▶ YOUR TASK
Could you repeat the records below exactly, leaving out any pictures?

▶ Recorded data
★ ★ ★

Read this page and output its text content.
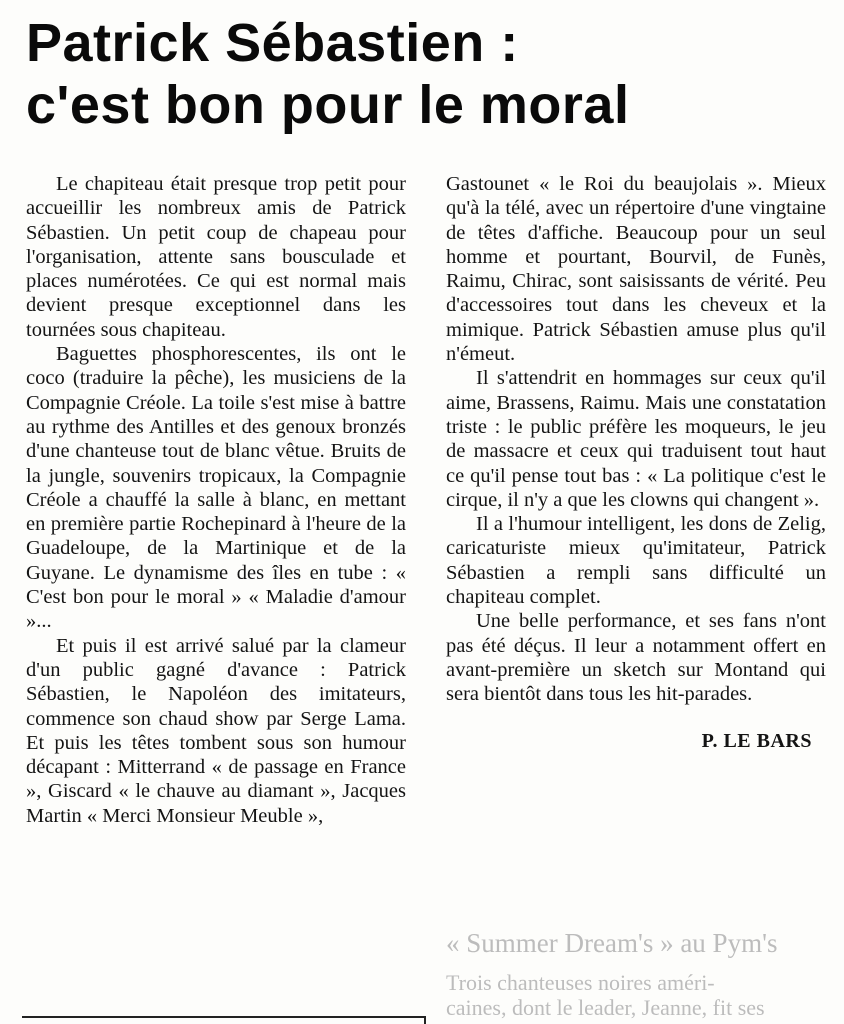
Patrick Sébastien :
c'est bon pour le moral

Le chapiteau était presque trop petit pour accueillir les nombreux amis de Patrick Sébastien. Un petit coup de chapeau pour l'organisation, attente sans bousculade et places numérotées. Ce qui est normal mais devient presque exceptionnel dans les tournées sous chapiteau.

Baguettes phosphorescentes, ils ont le coco (traduire la pêche), les musiciens de la Compagnie Créole. La toile s'est mise à battre au rythme des Antilles et des genoux bronzés d'une chanteuse tout de blanc vêtue. Bruits de la jungle, souvenirs tropicaux, la Compagnie Créole a chauffé la salle à blanc, en mettant en première partie Rochepinard à l'heure de la Guadeloupe, de la Martinique et de la Guyane. Le dynamisme des îles en tube : « C'est bon pour le moral » « Maladie d'amour »...

Et puis il est arrivé salué par la clameur d'un public gagné d'avance : Patrick Sébastien, le Napoléon des imitateurs, commence son chaud show par Serge Lama. Et puis les têtes tombent sous son humour décapant : Mitterrand « de passage en France », Giscard « le chauve au diamant », Jacques Martin « Merci Monsieur Meuble »,

Gastounet « le Roi du beaujolais ». Mieux qu'à la télé, avec un répertoire d'une vingtaine de têtes d'affiche. Beaucoup pour un seul homme et pourtant, Bourvil, de Funès, Raimu, Chirac, sont saisissants de vérité. Peu d'accessoires tout dans les cheveux et la mimique. Patrick Sébastien amuse plus qu'il n'émeut.

Il s'attendrit en hommages sur ceux qu'il aime, Brassens, Raimu. Mais une constatation triste : le public préfère les moqueurs, le jeu de massacre et ceux qui traduisent tout haut ce qu'il pense tout bas : « La politique c'est le cirque, il n'y a que les clowns qui changent ».

Il a l'humour intelligent, les dons de Zelig, caricaturiste mieux qu'imitateur, Patrick Sébastien a rempli sans difficulté un chapiteau complet.

Une belle performance, et ses fans n'ont pas été déçus. Il leur a notamment offert en avant-première un sketch sur Montand qui sera bientôt dans tous les hit-parades.

P. LE BARS
« Summer Dream's » au Pym's
Trois chanteuses noires améri-
caines, dont le leader, Jeanne, fit ses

★ ★ ★

▶ ANSWER
Read this page and output its text content.
Patrick Sébastien :
c'est bon pour le moral

Le chapiteau était presque trop petit pour accueillir les nombreux amis de Patrick Sébastien. Un petit coup de chapeau pour l'organisation, attente sans bousculade et places numérotées. Ce qui est normal mais devient presque exceptionnel dans les tournées sous chapiteau.

Baguettes phosphorescentes, ils ont le coco (traduire la pêche), les musiciens de la Compagnie Créole. La toile s'est mise à battre au rythme des Antilles et des genoux bronzés d'une chanteuse tout de blanc vêtue. Bruits de la jungle, souvenirs tropicaux, la Compagnie Créole a chauffé la salle à blanc, en mettant en première partie Rochepinard à l'heure de la Guadeloupe, de la Martinique et de la Guyane. Le dynamisme des îles en tube : « C'est bon pour le moral » « Maladie d'amour »...

Et puis il est arrivé salué par la clameur d'un public gagné d'avance : Patrick Sébastien, le Napoléon des imitateurs, commence son chaud show par Serge Lama. Et puis les têtes tombent sous son humour décapant : Mitterrand « de passage en France », Giscard « le chauve au diamant », Jacques Martin « Merci Monsieur Meuble »,

Gastounet « le Roi du beaujolais ». Mieux qu'à la télé, avec un répertoire d'une vingtaine de têtes d'affiche. Beaucoup pour un seul homme et pourtant, Bourvil, de Funès, Raimu, Chirac, sont saisissants de vérité. Peu d'accessoires tout dans les cheveux et la mimique. Patrick Sébastien amuse plus qu'il n'émeut.

Il s'attendrit en hommages sur ceux qu'il aime, Brassens, Raimu. Mais une constatation triste : le public préfère les moqueurs, le jeu de massacre et ceux qui traduisent tout haut ce qu'il pense tout bas : « La politique c'est le cirque, il n'y a que les clowns qui changent ».

Il a l'humour intelligent, les dons de Zelig, caricaturiste mieux qu'imitateur, Patrick Sébastien a rempli sans difficulté un chapiteau complet.

Une belle performance, et ses fans n'ont pas été déçus. Il leur a notamment offert en avant-première un sketch sur Montand qui sera bientôt dans tous les hit-parades.

P. LE BARS
« Summer Dream's » au Pym's
Trois chanteuses noires améri-
caines, dont le leader, Jeanne, fit ses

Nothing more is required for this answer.